RECORDS FOR THIS TASK
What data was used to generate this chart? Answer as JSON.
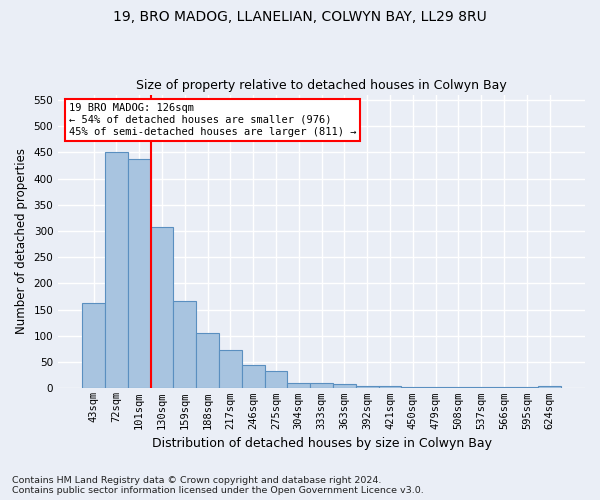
{
  "title1": "19, BRO MADOG, LLANELIAN, COLWYN BAY, LL29 8RU",
  "title2": "Size of property relative to detached houses in Colwyn Bay",
  "xlabel": "Distribution of detached houses by size in Colwyn Bay",
  "ylabel": "Number of detached properties",
  "footnote": "Contains HM Land Registry data © Crown copyright and database right 2024.\nContains public sector information licensed under the Open Government Licence v3.0.",
  "categories": [
    "43sqm",
    "72sqm",
    "101sqm",
    "130sqm",
    "159sqm",
    "188sqm",
    "217sqm",
    "246sqm",
    "275sqm",
    "304sqm",
    "333sqm",
    "363sqm",
    "392sqm",
    "421sqm",
    "450sqm",
    "479sqm",
    "508sqm",
    "537sqm",
    "566sqm",
    "595sqm",
    "624sqm"
  ],
  "values": [
    163,
    450,
    437,
    307,
    167,
    106,
    74,
    45,
    33,
    10,
    10,
    8,
    5,
    5,
    3,
    3,
    3,
    3,
    2,
    2,
    5
  ],
  "bar_color": "#a8c4e0",
  "bar_edge_color": "#5a8fc0",
  "property_line_x": 2.5,
  "property_sqm": 126,
  "annotation_text": "19 BRO MADOG: 126sqm\n← 54% of detached houses are smaller (976)\n45% of semi-detached houses are larger (811) →",
  "annotation_box_color": "white",
  "annotation_box_edge_color": "red",
  "vline_color": "red",
  "ylim": [
    0,
    560
  ],
  "yticks": [
    0,
    50,
    100,
    150,
    200,
    250,
    300,
    350,
    400,
    450,
    500,
    550
  ],
  "background_color": "#eaeef6",
  "grid_color": "#ffffff",
  "title1_fontsize": 10,
  "title2_fontsize": 9,
  "xlabel_fontsize": 9,
  "ylabel_fontsize": 8.5,
  "tick_fontsize": 7.5,
  "annotation_fontsize": 7.5,
  "footnote_fontsize": 6.8
}
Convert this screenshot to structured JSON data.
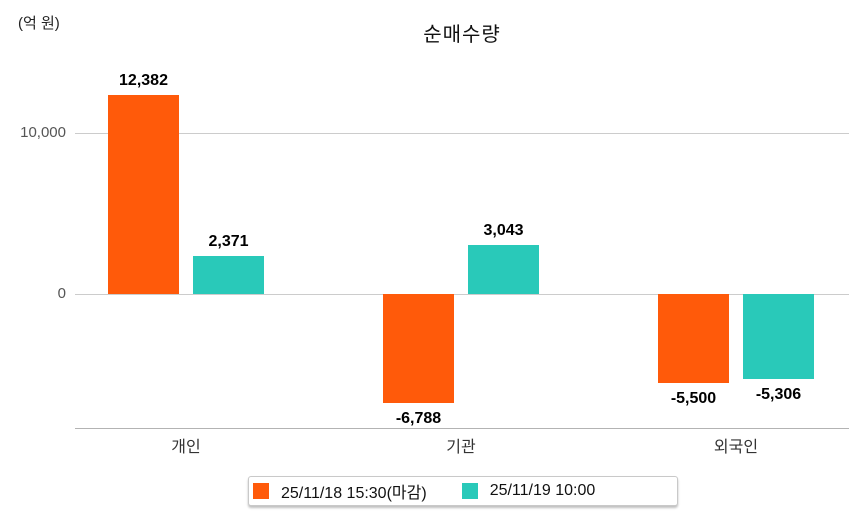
{
  "page": {
    "background": "#ffffff"
  },
  "chart_data": {
    "type": "bar",
    "title": "순매수량",
    "unit_label": "(억 원)",
    "categories": [
      "개인",
      "기관",
      "외국인"
    ],
    "series": [
      {
        "name": "25/11/18 15:30(마감)",
        "color": "#ff5a0a",
        "values": [
          12382,
          -6788,
          -5500
        ],
        "value_labels": [
          "12,382",
          "-6,788",
          "-5,500"
        ]
      },
      {
        "name": "25/11/19 10:00",
        "color": "#29c9b9",
        "values": [
          2371,
          3043,
          -5306
        ],
        "value_labels": [
          "2,371",
          "3,043",
          "-5,306"
        ]
      }
    ],
    "yticks": [
      {
        "value": 10000,
        "label": "10,000"
      },
      {
        "value": 0,
        "label": "0"
      }
    ],
    "ylim": [
      -8400,
      13600
    ],
    "grid": "horizontal",
    "legend_position": "bottom",
    "colors": {
      "gridline": "#cccccc",
      "axis_line": "#b3b3b3",
      "tick_label": "#555555",
      "category_label": "#333333",
      "value_label": "#000000"
    }
  }
}
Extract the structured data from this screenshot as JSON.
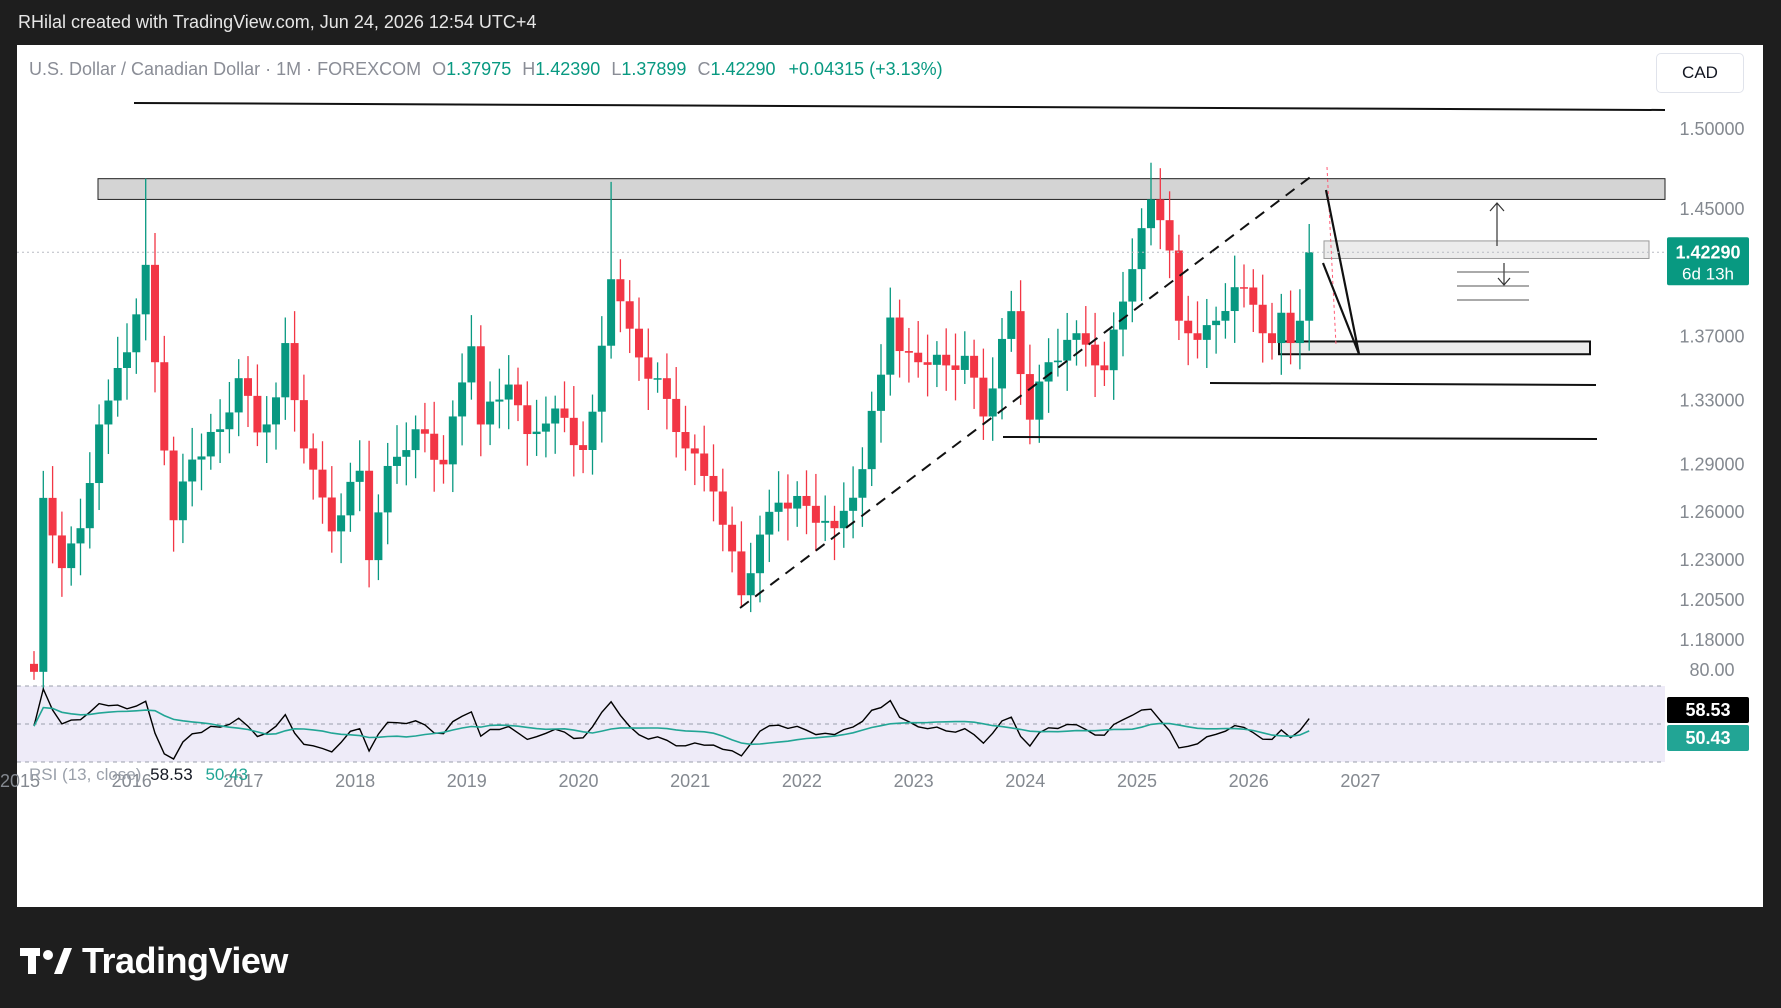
{
  "caption": "RHilal created with TradingView.com, Jun 24, 2026 12:54 UTC+4",
  "brand": "TradingView",
  "currency_button": "CAD",
  "legend": {
    "symbol": "U.S. Dollar / Canadian Dollar · 1M · FOREXCOM",
    "o_label": "O",
    "o": "1.37975",
    "h_label": "H",
    "h": "1.42390",
    "l_label": "L",
    "l": "1.37899",
    "c_label": "C",
    "c": "1.42290",
    "change": "+0.04315 (+3.13%)"
  },
  "price_badge": {
    "price": "1.42290",
    "countdown": "6d 13h"
  },
  "rsi": {
    "label": "RSI (13, close)",
    "value": "58.53",
    "ma_value": "50.43",
    "upper_level": "80.00"
  },
  "colors": {
    "up": "#089981",
    "down": "#f23645",
    "rsi_line": "#000000",
    "rsi_ma": "#22a595",
    "rsi_band": "#eeebf8"
  },
  "chart_data": {
    "type": "candlestick",
    "timeframe": "1M",
    "price_axis": {
      "ticks": [
        "1.50000",
        "1.45000",
        "1.37000",
        "1.33000",
        "1.29000",
        "1.26000",
        "1.23000",
        "1.20500",
        "1.18000"
      ]
    },
    "time_axis": {
      "ticks": [
        "2015",
        "2016",
        "2017",
        "2018",
        "2019",
        "2020",
        "2021",
        "2022",
        "2023",
        "2024",
        "2025",
        "2026",
        "2027"
      ]
    },
    "ohlc_samples": [
      {
        "t": "2015-01",
        "o": 1.16,
        "h": 1.28,
        "l": 1.155,
        "c": 1.269
      },
      {
        "t": "2016-01",
        "o": 1.4,
        "h": 1.469,
        "l": 1.38,
        "c": 1.415
      },
      {
        "t": "2016-04",
        "o": 1.3,
        "h": 1.31,
        "l": 1.246,
        "c": 1.255
      },
      {
        "t": "2017-05",
        "o": 1.345,
        "h": 1.379,
        "l": 1.33,
        "c": 1.365
      },
      {
        "t": "2017-09",
        "o": 1.265,
        "h": 1.268,
        "l": 1.206,
        "c": 1.22
      },
      {
        "t": "2018-12",
        "o": 1.33,
        "h": 1.366,
        "l": 1.315,
        "c": 1.364
      },
      {
        "t": "2020-03",
        "o": 1.342,
        "h": 1.467,
        "l": 1.33,
        "c": 1.406
      },
      {
        "t": "2021-05",
        "o": 1.23,
        "h": 1.235,
        "l": 1.2005,
        "c": 1.206
      },
      {
        "t": "2022-10",
        "o": 1.375,
        "h": 1.398,
        "l": 1.35,
        "c": 1.361
      },
      {
        "t": "2024-04",
        "o": 1.352,
        "h": 1.385,
        "l": 1.34,
        "c": 1.368
      },
      {
        "t": "2025-01",
        "o": 1.438,
        "h": 1.479,
        "l": 1.415,
        "c": 1.456
      },
      {
        "t": "2025-05",
        "o": 1.38,
        "h": 1.384,
        "l": 1.364,
        "c": 1.369
      },
      {
        "t": "2026-06",
        "o": 1.37975,
        "h": 1.4239,
        "l": 1.37899,
        "c": 1.4229
      }
    ],
    "rsi": {
      "period": 13,
      "source": "close",
      "last": 58.53,
      "ma_last": 50.43,
      "upper": 80,
      "lower": 30
    }
  }
}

PROBLEM TO SOLVE
Extract every line of the data exactly; pictures stay out.

COMPLETED TASK
What data was used to generate this chart? Answer as JSON.
{
  "title1": "19, BRO MADOG, LLANELIAN, COLWYN BAY, LL29 8RU",
  "title2": "Size of property relative to detached houses in Colwyn Bay",
  "xlabel": "Distribution of detached houses by size in Colwyn Bay",
  "ylabel": "Number of detached properties",
  "footnote": "Contains HM Land Registry data © Crown copyright and database right 2024.\nContains public sector information licensed under the Open Government Licence v3.0.",
  "categories": [
    "43sqm",
    "72sqm",
    "101sqm",
    "130sqm",
    "159sqm",
    "188sqm",
    "217sqm",
    "246sqm",
    "275sqm",
    "304sqm",
    "333sqm",
    "363sqm",
    "392sqm",
    "421sqm",
    "450sqm",
    "479sqm",
    "508sqm",
    "537sqm",
    "566sqm",
    "595sqm",
    "624sqm"
  ],
  "values": [
    163,
    450,
    437,
    307,
    167,
    106,
    74,
    45,
    33,
    10,
    10,
    8,
    5,
    5,
    3,
    3,
    3,
    3,
    2,
    2,
    5
  ],
  "bar_color": "#a8c4e0",
  "bar_edge_color": "#5a8fc0",
  "property_line_x": 2.5,
  "property_sqm": 126,
  "annotation_text": "19 BRO MADOG: 126sqm\n← 54% of detached houses are smaller (976)\n45% of semi-detached houses are larger (811) →",
  "annotation_box_color": "white",
  "annotation_box_edge_color": "red",
  "vline_color": "red",
  "ylim": [
    0,
    560
  ],
  "yticks": [
    0,
    50,
    100,
    150,
    200,
    250,
    300,
    350,
    400,
    450,
    500,
    550
  ],
  "background_color": "#eaeef6",
  "grid_color": "#ffffff",
  "title1_fontsize": 10,
  "title2_fontsize": 9,
  "xlabel_fontsize": 9,
  "ylabel_fontsize": 8.5,
  "tick_fontsize": 7.5,
  "annotation_fontsize": 7.5,
  "footnote_fontsize": 6.8
}
Convert this screenshot to structured JSON data.
{
  "page": {
    "background": "#ffffff"
  },
  "chart_data": {
    "type": "bar",
    "title": "순매수량",
    "unit_label": "(억 원)",
    "categories": [
      "개인",
      "기관",
      "외국인"
    ],
    "series": [
      {
        "name": "25/11/18 15:30(마감)",
        "color": "#ff5a0a",
        "values": [
          12382,
          -6788,
          -5500
        ],
        "value_labels": [
          "12,382",
          "-6,788",
          "-5,500"
        ]
      },
      {
        "name": "25/11/19 10:00",
        "color": "#29c9b9",
        "values": [
          2371,
          3043,
          -5306
        ],
        "value_labels": [
          "2,371",
          "3,043",
          "-5,306"
        ]
      }
    ],
    "yticks": [
      {
        "value": 10000,
        "label": "10,000"
      },
      {
        "value": 0,
        "label": "0"
      }
    ],
    "ylim": [
      -8400,
      13600
    ],
    "grid": "horizontal",
    "legend_position": "bottom",
    "colors": {
      "gridline": "#cccccc",
      "axis_line": "#b3b3b3",
      "tick_label": "#555555",
      "category_label": "#333333",
      "value_label": "#000000"
    }
  }
}
Extract the structured data from this screenshot as JSON.
{
  "caption": "RHilal created with TradingView.com, Jun 24, 2026 12:54 UTC+4",
  "brand": "TradingView",
  "currency_button": "CAD",
  "legend": {
    "symbol": "U.S. Dollar / Canadian Dollar · 1M · FOREXCOM",
    "o_label": "O",
    "o": "1.37975",
    "h_label": "H",
    "h": "1.42390",
    "l_label": "L",
    "l": "1.37899",
    "c_label": "C",
    "c": "1.42290",
    "change": "+0.04315 (+3.13%)"
  },
  "price_badge": {
    "price": "1.42290",
    "countdown": "6d 13h"
  },
  "rsi": {
    "label": "RSI (13, close)",
    "value": "58.53",
    "ma_value": "50.43",
    "upper_level": "80.00"
  },
  "colors": {
    "up": "#089981",
    "down": "#f23645",
    "rsi_line": "#000000",
    "rsi_ma": "#22a595",
    "rsi_band": "#eeebf8"
  },
  "chart_data": {
    "type": "candlestick",
    "timeframe": "1M",
    "price_axis": {
      "ticks": [
        "1.50000",
        "1.45000",
        "1.37000",
        "1.33000",
        "1.29000",
        "1.26000",
        "1.23000",
        "1.20500",
        "1.18000"
      ]
    },
    "time_axis": {
      "ticks": [
        "2015",
        "2016",
        "2017",
        "2018",
        "2019",
        "2020",
        "2021",
        "2022",
        "2023",
        "2024",
        "2025",
        "2026",
        "2027"
      ]
    },
    "ohlc_samples": [
      {
        "t": "2015-01",
        "o": 1.16,
        "h": 1.28,
        "l": 1.155,
        "c": 1.269
      },
      {
        "t": "2016-01",
        "o": 1.4,
        "h": 1.469,
        "l": 1.38,
        "c": 1.415
      },
      {
        "t": "2016-04",
        "o": 1.3,
        "h": 1.31,
        "l": 1.246,
        "c": 1.255
      },
      {
        "t": "2017-05",
        "o": 1.345,
        "h": 1.379,
        "l": 1.33,
        "c": 1.365
      },
      {
        "t": "2017-09",
        "o": 1.265,
        "h": 1.268,
        "l": 1.206,
        "c": 1.22
      },
      {
        "t": "2018-12",
        "o": 1.33,
        "h": 1.366,
        "l": 1.315,
        "c": 1.364
      },
      {
        "t": "2020-03",
        "o": 1.342,
        "h": 1.467,
        "l": 1.33,
        "c": 1.406
      },
      {
        "t": "2021-05",
        "o": 1.23,
        "h": 1.235,
        "l": 1.2005,
        "c": 1.206
      },
      {
        "t": "2022-10",
        "o": 1.375,
        "h": 1.398,
        "l": 1.35,
        "c": 1.361
      },
      {
        "t": "2024-04",
        "o": 1.352,
        "h": 1.385,
        "l": 1.34,
        "c": 1.368
      },
      {
        "t": "2025-01",
        "o": 1.438,
        "h": 1.479,
        "l": 1.415,
        "c": 1.456
      },
      {
        "t": "2025-05",
        "o": 1.38,
        "h": 1.384,
        "l": 1.364,
        "c": 1.369
      },
      {
        "t": "2026-06",
        "o": 1.37975,
        "h": 1.4239,
        "l": 1.37899,
        "c": 1.4229
      }
    ],
    "rsi": {
      "period": 13,
      "source": "close",
      "last": 58.53,
      "ma_last": 50.43,
      "upper": 80,
      "lower": 30
    }
  }
}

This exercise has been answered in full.